**RECORDS SUPPLIED**
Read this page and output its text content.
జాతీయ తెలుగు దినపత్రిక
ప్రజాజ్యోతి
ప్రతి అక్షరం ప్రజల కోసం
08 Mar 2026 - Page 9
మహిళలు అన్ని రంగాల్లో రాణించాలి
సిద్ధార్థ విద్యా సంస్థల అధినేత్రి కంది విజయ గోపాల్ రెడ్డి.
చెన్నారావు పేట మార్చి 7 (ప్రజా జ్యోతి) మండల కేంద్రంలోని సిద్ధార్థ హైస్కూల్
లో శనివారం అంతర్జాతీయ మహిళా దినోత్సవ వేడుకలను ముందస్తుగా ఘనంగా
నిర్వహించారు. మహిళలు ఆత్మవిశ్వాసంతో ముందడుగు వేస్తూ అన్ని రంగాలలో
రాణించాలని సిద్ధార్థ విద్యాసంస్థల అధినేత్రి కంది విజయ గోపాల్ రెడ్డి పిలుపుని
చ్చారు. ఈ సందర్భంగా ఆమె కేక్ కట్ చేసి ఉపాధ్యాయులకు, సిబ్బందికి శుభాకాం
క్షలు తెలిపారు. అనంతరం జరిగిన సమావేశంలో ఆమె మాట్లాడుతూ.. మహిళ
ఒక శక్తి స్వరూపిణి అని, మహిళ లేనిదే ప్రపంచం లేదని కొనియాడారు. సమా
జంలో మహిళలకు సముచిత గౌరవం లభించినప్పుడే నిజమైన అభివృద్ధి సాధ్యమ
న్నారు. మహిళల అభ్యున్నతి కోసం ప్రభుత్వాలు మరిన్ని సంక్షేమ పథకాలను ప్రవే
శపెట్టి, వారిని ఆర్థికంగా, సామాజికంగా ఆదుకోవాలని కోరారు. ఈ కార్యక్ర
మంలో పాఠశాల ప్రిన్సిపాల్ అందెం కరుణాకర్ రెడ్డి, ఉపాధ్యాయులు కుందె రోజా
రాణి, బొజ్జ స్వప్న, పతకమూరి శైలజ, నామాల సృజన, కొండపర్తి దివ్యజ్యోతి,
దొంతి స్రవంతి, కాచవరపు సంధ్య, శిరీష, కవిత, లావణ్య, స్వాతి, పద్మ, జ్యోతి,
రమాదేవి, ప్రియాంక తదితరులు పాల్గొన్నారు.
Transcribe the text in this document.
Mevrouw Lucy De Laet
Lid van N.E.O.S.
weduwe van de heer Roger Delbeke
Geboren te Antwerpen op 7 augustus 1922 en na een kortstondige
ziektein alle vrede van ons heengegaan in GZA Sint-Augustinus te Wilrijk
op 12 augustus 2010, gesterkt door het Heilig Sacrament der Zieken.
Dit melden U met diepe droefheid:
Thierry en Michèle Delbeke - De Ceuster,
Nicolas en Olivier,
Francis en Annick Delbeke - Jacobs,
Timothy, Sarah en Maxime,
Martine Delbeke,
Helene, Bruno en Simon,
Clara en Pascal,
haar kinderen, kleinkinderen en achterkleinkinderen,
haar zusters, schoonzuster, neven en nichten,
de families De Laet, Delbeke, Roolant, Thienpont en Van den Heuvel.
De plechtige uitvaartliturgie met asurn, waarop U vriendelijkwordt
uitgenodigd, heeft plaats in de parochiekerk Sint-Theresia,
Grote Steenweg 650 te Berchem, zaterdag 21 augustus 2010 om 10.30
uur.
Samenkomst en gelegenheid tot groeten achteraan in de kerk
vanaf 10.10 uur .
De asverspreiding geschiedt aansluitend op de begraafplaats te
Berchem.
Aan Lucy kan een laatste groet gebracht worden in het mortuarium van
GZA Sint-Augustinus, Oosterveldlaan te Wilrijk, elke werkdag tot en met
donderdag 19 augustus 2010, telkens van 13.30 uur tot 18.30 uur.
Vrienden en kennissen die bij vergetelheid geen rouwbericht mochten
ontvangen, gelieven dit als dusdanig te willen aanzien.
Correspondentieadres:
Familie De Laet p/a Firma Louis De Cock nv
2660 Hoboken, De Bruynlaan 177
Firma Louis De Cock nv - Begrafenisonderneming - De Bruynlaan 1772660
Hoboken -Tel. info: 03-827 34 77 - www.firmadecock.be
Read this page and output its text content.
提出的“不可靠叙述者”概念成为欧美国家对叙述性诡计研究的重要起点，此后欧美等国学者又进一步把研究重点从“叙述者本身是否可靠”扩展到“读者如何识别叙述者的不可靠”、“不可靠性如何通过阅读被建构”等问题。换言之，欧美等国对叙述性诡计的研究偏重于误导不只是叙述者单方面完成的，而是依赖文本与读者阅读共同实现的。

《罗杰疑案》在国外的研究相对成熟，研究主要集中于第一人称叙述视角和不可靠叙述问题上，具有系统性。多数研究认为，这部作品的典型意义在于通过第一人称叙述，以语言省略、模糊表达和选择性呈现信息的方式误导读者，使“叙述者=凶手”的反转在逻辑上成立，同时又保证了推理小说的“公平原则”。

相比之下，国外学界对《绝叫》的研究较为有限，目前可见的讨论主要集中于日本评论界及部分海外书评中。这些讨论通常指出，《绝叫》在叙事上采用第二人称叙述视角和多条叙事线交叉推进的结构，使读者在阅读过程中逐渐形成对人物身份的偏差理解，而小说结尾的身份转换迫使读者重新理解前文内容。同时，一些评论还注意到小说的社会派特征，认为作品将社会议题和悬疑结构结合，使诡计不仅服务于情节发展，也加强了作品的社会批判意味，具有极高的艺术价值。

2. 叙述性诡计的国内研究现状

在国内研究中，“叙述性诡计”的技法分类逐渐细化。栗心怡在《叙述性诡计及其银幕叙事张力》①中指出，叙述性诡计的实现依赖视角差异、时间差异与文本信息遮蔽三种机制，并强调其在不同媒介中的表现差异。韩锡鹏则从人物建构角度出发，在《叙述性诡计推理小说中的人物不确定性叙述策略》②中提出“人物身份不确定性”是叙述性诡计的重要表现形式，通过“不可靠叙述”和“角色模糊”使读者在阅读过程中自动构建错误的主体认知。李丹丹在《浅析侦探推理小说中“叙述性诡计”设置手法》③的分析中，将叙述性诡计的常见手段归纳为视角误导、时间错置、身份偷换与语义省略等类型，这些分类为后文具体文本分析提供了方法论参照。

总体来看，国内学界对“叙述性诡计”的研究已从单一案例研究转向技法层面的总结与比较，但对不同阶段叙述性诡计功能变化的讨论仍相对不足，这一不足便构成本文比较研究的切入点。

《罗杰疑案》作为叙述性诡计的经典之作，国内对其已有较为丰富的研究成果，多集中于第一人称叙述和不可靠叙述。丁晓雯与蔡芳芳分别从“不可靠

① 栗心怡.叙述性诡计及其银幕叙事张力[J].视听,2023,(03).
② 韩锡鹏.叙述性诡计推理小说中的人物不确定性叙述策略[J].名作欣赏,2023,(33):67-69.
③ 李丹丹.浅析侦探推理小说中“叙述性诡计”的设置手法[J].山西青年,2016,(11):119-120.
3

**THE TASK**
In the entries above, find every line with the word "haar" and list it.

**SOLUTION**
haar kinderen, kleinkinderen en achterkleinkinderen,
haar zusters, schoonzuster, neven en nichten,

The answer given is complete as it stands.